Text passage
** Begin **
# Using line recovery distance X reel revolutions to compute distance?



## Sandcrab (Mar 20, 2002)

Today I test cast my new Akios USA Fusion 15 reel at the beach. After the cast, I counted 140 spool revolutions to bring in the weight.

Question: How accurate is computing distance using line recovery distance X number of revolutions? Using this method, I test cast an 8 oz sinker 401' (34.4" X 140 ÷ 12 = 401').

Also, how do reel manufacturers list their reels line recovery distance? My concern is that 1 revolution of the spool empty is not the same distance in inches as a measuring this distance with a full spool of line.

Sandcrab


----------



## Led (Feb 1, 2001)

I think that you have answered your own question - not very depending upon the amount of line on the spool. Personally I beleive that the line retrieve rate quoted is for a full spool and not one that has been cast a resonable distance.


----------



## Sandcrab (Mar 20, 2002)

Led

Thanks. The bottom line is that this method is not accurate for measuring distances cast. Back to casting over ground for me!


----------



## BeachBob (Aug 27, 2010)

I walk the distance and use a Nikon digital rangefinder.


----------



## annanikolson (May 31, 2021)

My husband usually uses Vortex rangefinder.
** End **
Your task
Can you copy out the entire forum thread on estimating casting distance from reel revolutions, word for word? The items that come next have nothing to do with the forum thread.

Records provided
** Begin **
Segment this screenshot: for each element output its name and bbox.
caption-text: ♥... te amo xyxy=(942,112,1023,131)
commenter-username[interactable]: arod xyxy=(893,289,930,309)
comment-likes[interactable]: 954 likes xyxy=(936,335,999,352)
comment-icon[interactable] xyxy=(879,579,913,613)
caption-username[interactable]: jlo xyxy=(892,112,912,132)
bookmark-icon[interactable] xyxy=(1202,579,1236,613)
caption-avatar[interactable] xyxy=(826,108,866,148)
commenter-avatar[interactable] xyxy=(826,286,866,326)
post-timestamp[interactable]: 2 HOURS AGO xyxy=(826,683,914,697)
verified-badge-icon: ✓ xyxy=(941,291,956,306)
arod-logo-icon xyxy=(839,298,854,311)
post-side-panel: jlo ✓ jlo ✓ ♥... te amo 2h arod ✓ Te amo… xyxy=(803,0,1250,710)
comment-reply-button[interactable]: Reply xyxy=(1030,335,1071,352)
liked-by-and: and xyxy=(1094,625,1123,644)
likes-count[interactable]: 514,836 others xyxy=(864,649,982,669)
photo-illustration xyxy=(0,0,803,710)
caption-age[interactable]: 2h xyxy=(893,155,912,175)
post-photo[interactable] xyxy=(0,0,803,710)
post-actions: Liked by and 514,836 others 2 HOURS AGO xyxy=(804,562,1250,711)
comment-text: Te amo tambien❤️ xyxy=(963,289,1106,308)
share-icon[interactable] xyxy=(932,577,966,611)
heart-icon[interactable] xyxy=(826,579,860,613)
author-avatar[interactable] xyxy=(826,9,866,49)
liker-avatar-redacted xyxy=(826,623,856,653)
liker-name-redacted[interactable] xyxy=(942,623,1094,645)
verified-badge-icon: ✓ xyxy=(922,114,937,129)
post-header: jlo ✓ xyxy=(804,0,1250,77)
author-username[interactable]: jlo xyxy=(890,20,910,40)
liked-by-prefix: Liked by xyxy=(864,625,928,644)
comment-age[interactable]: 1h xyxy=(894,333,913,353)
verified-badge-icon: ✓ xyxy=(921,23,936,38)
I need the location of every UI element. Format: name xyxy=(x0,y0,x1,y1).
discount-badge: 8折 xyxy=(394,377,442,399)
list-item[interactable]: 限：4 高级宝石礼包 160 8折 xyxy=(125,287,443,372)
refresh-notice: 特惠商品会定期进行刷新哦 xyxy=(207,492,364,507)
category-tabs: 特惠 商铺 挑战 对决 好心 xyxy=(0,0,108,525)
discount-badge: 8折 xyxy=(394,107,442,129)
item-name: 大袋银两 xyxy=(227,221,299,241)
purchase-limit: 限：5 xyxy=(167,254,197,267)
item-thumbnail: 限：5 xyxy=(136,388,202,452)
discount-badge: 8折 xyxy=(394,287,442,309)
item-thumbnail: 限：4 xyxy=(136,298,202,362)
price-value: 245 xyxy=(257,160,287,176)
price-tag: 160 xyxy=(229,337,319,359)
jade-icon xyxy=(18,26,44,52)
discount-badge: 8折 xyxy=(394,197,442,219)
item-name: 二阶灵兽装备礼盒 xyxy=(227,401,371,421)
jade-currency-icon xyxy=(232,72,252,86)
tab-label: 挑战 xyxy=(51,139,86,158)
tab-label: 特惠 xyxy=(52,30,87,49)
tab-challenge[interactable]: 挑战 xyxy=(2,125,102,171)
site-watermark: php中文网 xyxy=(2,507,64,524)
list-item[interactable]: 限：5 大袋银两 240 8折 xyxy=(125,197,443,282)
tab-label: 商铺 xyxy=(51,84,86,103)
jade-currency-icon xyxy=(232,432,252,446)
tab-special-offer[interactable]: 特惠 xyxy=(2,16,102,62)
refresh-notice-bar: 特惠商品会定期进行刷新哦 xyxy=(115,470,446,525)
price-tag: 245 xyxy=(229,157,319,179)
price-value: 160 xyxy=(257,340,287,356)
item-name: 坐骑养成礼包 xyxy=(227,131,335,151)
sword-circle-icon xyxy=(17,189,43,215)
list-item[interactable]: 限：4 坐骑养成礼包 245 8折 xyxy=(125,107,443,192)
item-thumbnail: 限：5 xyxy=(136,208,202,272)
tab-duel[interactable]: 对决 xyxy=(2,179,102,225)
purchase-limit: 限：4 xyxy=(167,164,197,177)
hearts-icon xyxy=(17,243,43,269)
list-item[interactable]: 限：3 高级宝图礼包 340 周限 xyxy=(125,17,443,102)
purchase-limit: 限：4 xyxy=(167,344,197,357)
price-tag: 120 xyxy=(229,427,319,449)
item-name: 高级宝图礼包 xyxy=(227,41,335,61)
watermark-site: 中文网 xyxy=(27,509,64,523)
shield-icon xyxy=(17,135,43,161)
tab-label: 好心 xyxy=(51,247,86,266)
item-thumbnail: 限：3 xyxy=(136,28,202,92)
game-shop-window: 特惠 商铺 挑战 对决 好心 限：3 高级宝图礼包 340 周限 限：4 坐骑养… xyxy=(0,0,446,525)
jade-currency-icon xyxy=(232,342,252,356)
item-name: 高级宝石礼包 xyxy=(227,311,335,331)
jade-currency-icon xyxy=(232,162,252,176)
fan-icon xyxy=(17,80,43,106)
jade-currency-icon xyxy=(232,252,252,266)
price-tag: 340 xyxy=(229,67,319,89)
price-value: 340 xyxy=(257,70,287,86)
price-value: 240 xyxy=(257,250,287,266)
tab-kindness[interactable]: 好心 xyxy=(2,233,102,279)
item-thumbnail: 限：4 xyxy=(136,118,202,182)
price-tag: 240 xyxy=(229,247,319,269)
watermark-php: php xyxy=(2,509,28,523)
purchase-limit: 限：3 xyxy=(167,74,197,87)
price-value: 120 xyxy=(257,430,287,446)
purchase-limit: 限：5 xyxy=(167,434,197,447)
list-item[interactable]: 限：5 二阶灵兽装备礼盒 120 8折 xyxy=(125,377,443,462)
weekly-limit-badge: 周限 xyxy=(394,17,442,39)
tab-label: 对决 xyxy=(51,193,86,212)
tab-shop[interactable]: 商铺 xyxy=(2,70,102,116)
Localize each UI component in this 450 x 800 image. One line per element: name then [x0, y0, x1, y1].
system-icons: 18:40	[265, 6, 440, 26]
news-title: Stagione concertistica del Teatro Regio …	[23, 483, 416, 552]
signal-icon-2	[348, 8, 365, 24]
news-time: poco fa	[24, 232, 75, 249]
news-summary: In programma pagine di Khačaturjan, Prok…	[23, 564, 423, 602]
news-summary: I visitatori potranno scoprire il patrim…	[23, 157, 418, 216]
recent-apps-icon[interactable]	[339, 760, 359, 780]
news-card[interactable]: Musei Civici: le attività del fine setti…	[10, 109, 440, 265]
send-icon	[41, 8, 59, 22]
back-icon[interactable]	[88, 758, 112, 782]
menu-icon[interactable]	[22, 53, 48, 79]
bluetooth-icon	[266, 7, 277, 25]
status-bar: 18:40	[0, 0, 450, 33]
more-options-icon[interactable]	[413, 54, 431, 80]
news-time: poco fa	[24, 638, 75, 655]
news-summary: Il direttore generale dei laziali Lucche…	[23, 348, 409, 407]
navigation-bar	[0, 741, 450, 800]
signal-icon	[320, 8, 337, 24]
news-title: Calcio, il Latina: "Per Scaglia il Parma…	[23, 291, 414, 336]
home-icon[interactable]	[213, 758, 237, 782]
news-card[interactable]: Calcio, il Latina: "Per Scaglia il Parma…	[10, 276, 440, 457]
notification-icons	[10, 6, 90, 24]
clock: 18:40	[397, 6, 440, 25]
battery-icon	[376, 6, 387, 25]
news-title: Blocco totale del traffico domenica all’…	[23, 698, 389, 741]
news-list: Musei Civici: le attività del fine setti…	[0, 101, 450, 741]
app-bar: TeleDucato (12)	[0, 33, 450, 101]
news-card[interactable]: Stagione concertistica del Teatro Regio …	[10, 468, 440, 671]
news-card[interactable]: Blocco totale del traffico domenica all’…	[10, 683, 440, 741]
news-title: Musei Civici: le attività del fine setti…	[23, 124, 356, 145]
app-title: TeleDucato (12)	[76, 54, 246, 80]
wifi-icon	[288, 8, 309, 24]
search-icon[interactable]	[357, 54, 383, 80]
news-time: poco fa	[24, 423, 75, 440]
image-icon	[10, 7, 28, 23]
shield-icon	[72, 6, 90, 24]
** End **
Correct result
# Using line recovery distance X reel revolutions to compute distance?



## Sandcrab (Mar 20, 2002)

Today I test cast my new Akios USA Fusion 15 reel at the beach. After the cast, I counted 140 spool revolutions to bring in the weight.

Question: How accurate is computing distance using line recovery distance X number of revolutions? Using this method, I test cast an 8 oz sinker 401' (34.4" X 140 ÷ 12 = 401').

Also, how do reel manufacturers list their reels line recovery distance? My concern is that 1 revolution of the spool empty is not the same distance in inches as a measuring this distance with a full spool of line.

Sandcrab


----------



## Led (Feb 1, 2001)

I think that you have answered your own question - not very depending upon the amount of line on the spool. Personally I beleive that the line retrieve rate quoted is for a full spool and not one that has been cast a resonable distance.


----------



## Sandcrab (Mar 20, 2002)

Led

Thanks. The bottom line is that this method is not accurate for measuring distances cast. Back to casting over ground for me!


----------



## BeachBob (Aug 27, 2010)

I walk the distance and use a Nikon digital rangefinder.


----------



## annanikolson (May 31, 2021)

My husband usually uses Vortex rangefinder.